***** Records to process
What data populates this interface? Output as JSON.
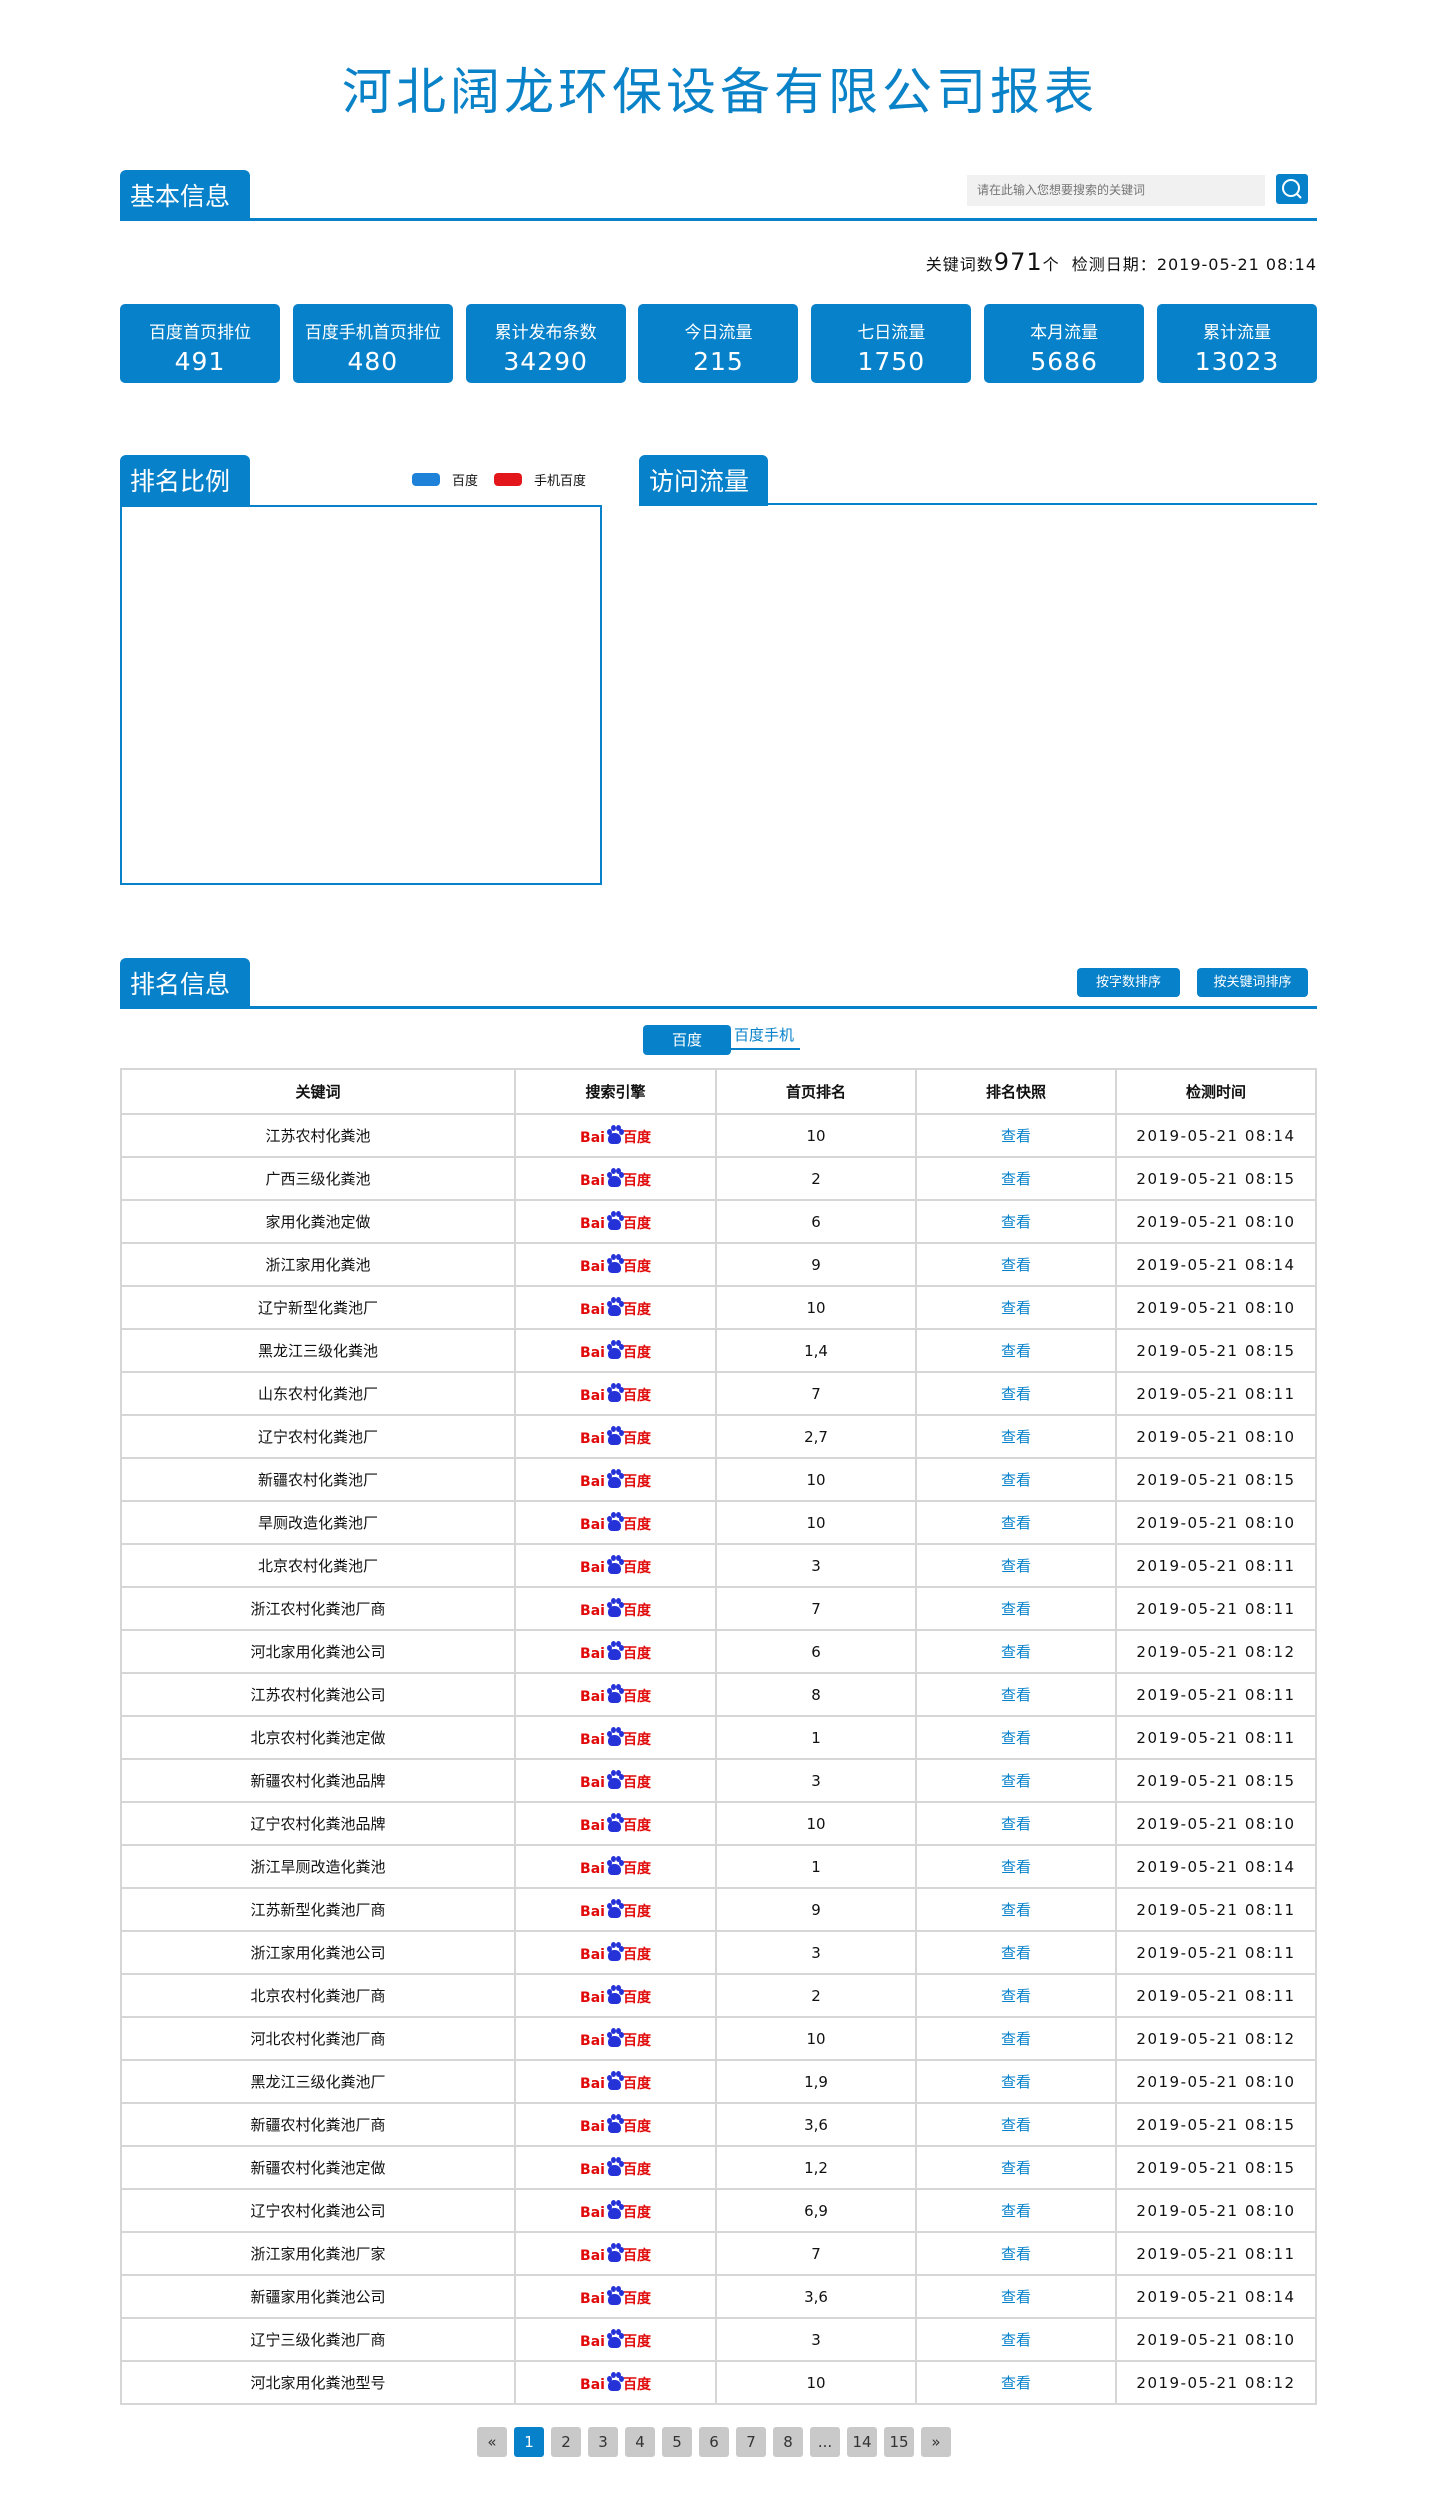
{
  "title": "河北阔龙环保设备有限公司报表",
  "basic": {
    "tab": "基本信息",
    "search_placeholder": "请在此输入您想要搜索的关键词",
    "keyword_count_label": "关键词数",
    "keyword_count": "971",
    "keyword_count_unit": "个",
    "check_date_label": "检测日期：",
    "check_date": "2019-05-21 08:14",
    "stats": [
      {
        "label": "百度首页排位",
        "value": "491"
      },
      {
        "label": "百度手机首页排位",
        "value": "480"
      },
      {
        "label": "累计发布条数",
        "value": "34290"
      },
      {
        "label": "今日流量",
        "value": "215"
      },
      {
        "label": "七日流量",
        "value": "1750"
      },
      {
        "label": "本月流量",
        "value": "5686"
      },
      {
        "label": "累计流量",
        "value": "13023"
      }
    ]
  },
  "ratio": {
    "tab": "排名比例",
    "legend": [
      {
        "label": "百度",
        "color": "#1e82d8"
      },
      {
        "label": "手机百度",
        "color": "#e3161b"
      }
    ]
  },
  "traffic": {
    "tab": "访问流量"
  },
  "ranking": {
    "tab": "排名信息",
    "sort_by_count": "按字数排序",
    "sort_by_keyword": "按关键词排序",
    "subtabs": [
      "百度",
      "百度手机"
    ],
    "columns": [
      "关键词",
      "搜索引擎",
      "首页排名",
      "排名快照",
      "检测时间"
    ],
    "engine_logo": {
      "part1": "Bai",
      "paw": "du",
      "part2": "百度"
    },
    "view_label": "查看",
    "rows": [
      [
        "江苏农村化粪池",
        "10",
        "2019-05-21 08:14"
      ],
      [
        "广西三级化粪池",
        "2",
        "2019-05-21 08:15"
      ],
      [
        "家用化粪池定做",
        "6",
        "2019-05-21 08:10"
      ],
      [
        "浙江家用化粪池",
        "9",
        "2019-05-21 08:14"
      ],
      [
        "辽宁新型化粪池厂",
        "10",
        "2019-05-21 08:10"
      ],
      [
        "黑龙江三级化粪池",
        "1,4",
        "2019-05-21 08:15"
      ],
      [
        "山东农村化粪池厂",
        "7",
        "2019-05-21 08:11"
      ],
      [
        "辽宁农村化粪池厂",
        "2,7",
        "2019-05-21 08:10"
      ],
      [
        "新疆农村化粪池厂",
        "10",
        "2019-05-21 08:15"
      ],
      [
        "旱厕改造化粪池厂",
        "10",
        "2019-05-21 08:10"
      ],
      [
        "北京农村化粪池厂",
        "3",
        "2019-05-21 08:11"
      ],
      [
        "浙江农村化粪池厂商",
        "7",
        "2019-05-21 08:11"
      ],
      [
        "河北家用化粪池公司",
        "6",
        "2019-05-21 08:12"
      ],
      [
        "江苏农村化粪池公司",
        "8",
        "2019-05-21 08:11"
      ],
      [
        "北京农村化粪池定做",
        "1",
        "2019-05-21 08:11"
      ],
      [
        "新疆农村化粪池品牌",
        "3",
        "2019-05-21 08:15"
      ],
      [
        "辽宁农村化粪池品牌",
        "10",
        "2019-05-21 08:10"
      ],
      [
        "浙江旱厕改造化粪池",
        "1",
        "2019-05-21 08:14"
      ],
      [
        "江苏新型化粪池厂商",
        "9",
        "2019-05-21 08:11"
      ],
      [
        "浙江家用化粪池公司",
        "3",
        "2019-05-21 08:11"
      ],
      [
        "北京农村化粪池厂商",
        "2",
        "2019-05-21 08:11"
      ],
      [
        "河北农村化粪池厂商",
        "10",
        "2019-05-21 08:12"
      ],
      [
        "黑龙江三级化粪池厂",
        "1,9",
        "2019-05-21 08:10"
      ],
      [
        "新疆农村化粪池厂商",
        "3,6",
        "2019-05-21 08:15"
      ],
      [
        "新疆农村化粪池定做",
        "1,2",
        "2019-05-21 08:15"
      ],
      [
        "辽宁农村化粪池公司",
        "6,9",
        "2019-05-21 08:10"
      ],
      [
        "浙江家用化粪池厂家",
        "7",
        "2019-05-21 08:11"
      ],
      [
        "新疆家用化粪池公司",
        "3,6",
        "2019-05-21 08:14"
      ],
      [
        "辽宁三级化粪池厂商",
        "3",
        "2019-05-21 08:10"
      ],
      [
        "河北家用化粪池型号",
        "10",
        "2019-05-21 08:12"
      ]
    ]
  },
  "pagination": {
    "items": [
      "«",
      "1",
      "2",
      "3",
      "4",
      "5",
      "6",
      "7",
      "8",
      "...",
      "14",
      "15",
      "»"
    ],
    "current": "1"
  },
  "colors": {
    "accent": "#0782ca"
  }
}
**********
***** Records to process
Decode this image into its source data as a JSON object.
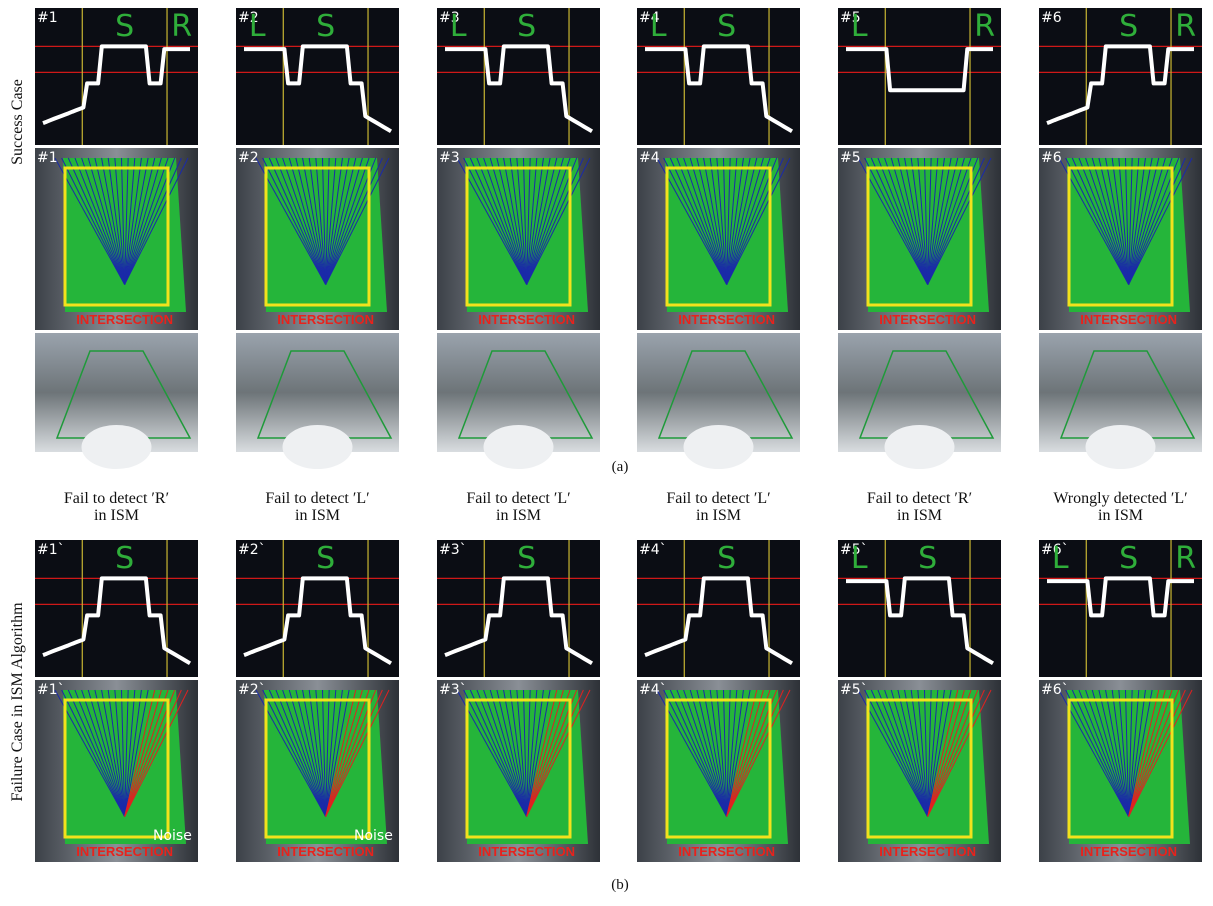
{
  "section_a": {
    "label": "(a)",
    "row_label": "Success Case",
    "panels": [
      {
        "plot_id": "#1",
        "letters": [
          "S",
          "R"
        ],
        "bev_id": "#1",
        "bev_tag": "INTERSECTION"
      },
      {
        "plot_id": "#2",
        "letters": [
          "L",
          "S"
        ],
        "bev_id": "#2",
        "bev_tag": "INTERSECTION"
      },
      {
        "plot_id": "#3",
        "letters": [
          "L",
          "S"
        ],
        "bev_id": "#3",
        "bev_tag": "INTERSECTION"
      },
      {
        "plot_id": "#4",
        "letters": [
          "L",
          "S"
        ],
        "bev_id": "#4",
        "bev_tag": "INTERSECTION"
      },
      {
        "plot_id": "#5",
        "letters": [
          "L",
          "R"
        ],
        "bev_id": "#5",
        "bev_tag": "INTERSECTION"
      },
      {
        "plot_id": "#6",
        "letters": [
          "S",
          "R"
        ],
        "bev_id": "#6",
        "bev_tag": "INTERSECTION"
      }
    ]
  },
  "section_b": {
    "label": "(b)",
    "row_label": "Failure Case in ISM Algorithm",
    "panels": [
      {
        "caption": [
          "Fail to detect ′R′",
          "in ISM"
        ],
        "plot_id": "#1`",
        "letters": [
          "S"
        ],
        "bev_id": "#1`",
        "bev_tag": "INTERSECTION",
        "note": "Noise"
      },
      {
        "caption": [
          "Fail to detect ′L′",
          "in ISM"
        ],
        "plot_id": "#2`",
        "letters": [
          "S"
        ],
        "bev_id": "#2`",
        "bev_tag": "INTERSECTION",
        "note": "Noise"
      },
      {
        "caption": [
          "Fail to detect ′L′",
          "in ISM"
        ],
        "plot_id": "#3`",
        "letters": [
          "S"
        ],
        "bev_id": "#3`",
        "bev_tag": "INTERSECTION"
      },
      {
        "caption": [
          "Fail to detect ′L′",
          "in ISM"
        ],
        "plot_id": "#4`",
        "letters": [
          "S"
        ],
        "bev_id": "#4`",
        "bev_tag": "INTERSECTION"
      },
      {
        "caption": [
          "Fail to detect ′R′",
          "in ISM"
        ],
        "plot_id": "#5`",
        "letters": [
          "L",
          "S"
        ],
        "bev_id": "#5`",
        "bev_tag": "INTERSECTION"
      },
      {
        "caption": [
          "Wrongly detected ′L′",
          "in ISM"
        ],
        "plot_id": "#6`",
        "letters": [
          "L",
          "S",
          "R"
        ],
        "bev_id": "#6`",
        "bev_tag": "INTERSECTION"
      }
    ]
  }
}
**********
Problem - Where a line holds "Case", copy that line.

Answer to this exercise -
    "row_label": "Success Case",
    "row_label": "Failure Case in ISM Algorithm",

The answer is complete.